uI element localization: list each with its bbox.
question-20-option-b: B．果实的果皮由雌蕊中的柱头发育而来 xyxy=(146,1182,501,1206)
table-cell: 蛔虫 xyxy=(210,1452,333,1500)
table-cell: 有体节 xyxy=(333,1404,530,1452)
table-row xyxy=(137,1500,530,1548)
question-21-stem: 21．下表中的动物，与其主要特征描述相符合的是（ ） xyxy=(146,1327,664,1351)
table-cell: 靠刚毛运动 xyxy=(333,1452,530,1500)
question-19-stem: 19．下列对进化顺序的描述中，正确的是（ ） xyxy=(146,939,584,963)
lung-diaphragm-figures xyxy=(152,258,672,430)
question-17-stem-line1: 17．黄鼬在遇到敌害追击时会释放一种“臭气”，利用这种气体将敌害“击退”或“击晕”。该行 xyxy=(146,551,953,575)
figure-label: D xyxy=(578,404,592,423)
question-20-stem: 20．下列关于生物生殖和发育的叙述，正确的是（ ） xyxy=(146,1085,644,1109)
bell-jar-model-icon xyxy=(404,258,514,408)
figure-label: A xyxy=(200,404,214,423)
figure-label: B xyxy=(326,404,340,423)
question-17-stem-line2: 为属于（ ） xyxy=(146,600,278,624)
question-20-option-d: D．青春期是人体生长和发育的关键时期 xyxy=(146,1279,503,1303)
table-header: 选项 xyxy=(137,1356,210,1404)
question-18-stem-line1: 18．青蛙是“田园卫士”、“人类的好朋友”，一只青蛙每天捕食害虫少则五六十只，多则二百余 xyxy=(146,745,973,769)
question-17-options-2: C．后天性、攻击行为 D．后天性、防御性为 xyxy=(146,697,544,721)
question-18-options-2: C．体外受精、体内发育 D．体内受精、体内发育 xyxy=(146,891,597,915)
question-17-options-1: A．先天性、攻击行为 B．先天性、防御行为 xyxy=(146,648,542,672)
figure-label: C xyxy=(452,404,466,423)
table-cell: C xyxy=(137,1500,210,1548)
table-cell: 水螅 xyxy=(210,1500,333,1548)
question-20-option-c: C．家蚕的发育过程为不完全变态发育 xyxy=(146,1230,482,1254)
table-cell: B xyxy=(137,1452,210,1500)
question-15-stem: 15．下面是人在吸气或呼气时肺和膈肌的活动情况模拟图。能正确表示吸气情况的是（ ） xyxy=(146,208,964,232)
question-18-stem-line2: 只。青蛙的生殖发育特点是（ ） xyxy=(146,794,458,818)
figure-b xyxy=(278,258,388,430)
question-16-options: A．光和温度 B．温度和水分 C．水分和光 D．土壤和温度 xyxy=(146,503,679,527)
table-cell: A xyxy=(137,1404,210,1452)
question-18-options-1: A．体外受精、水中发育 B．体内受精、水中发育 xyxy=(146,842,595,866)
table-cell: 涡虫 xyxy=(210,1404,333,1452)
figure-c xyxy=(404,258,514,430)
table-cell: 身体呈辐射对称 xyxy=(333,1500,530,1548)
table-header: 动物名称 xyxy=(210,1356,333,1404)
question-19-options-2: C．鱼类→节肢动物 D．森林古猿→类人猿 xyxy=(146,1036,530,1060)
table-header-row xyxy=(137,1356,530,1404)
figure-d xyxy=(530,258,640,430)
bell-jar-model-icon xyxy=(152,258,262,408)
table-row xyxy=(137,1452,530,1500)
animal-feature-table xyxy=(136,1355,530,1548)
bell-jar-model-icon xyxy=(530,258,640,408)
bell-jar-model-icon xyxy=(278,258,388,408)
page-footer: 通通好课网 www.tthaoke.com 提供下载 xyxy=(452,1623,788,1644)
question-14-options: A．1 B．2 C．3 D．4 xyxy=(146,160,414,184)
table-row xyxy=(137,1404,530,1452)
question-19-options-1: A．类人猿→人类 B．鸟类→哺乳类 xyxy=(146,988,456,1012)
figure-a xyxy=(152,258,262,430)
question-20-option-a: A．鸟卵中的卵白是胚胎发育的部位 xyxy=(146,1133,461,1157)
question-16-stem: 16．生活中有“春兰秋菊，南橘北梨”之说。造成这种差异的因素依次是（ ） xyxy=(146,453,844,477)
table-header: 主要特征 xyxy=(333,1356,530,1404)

* _Goal of the exercise_
Return the lines of the material verbatim, from its first line through the line containing "bell-jar-model-icon xyxy=(152,258,262,408)", including both.

* _Response to the exercise_
uI element localization: list each with its bbox.
question-20-option-b: B．果实的果皮由雌蕊中的柱头发育而来 xyxy=(146,1182,501,1206)
table-cell: 蛔虫 xyxy=(210,1452,333,1500)
table-cell: 有体节 xyxy=(333,1404,530,1452)
table-row xyxy=(137,1500,530,1548)
question-21-stem: 21．下表中的动物，与其主要特征描述相符合的是（ ） xyxy=(146,1327,664,1351)
table-cell: 靠刚毛运动 xyxy=(333,1452,530,1500)
question-19-stem: 19．下列对进化顺序的描述中，正确的是（ ） xyxy=(146,939,584,963)
lung-diaphragm-figures xyxy=(152,258,672,430)
question-17-stem-line1: 17．黄鼬在遇到敌害追击时会释放一种“臭气”，利用这种气体将敌害“击退”或“击晕”。该行 xyxy=(146,551,953,575)
figure-label: D xyxy=(578,404,592,423)
question-20-stem: 20．下列关于生物生殖和发育的叙述，正确的是（ ） xyxy=(146,1085,644,1109)
bell-jar-model-icon xyxy=(404,258,514,408)
figure-label: A xyxy=(200,404,214,423)
figure-label: B xyxy=(326,404,340,423)
question-17-stem-line2: 为属于（ ） xyxy=(146,600,278,624)
question-20-option-d: D．青春期是人体生长和发育的关键时期 xyxy=(146,1279,503,1303)
table-header: 选项 xyxy=(137,1356,210,1404)
question-18-stem-line1: 18．青蛙是“田园卫士”、“人类的好朋友”，一只青蛙每天捕食害虫少则五六十只，多则二百余 xyxy=(146,745,973,769)
question-17-options-2: C．后天性、攻击行为 D．后天性、防御性为 xyxy=(146,697,544,721)
question-18-options-2: C．体外受精、体内发育 D．体内受精、体内发育 xyxy=(146,891,597,915)
question-17-options-1: A．先天性、攻击行为 B．先天性、防御行为 xyxy=(146,648,542,672)
figure-label: C xyxy=(452,404,466,423)
table-cell: C xyxy=(137,1500,210,1548)
table-cell: 水螅 xyxy=(210,1500,333,1548)
question-20-option-c: C．家蚕的发育过程为不完全变态发育 xyxy=(146,1230,482,1254)
table-cell: B xyxy=(137,1452,210,1500)
question-15-stem: 15．下面是人在吸气或呼气时肺和膈肌的活动情况模拟图。能正确表示吸气情况的是（ ） xyxy=(146,208,964,232)
question-18-stem-line2: 只。青蛙的生殖发育特点是（ ） xyxy=(146,794,458,818)
figure-b xyxy=(278,258,388,430)
question-16-options: A．光和温度 B．温度和水分 C．水分和光 D．土壤和温度 xyxy=(146,503,679,527)
table-cell: A xyxy=(137,1404,210,1452)
question-18-options-1: A．体外受精、水中发育 B．体内受精、水中发育 xyxy=(146,842,595,866)
table-cell: 涡虫 xyxy=(210,1404,333,1452)
figure-c xyxy=(404,258,514,430)
table-cell: 身体呈辐射对称 xyxy=(333,1500,530,1548)
table-header: 动物名称 xyxy=(210,1356,333,1404)
question-19-options-2: C．鱼类→节肢动物 D．森林古猿→类人猿 xyxy=(146,1036,530,1060)
table-header-row xyxy=(137,1356,530,1404)
figure-d xyxy=(530,258,640,430)
bell-jar-model-icon xyxy=(152,258,262,408)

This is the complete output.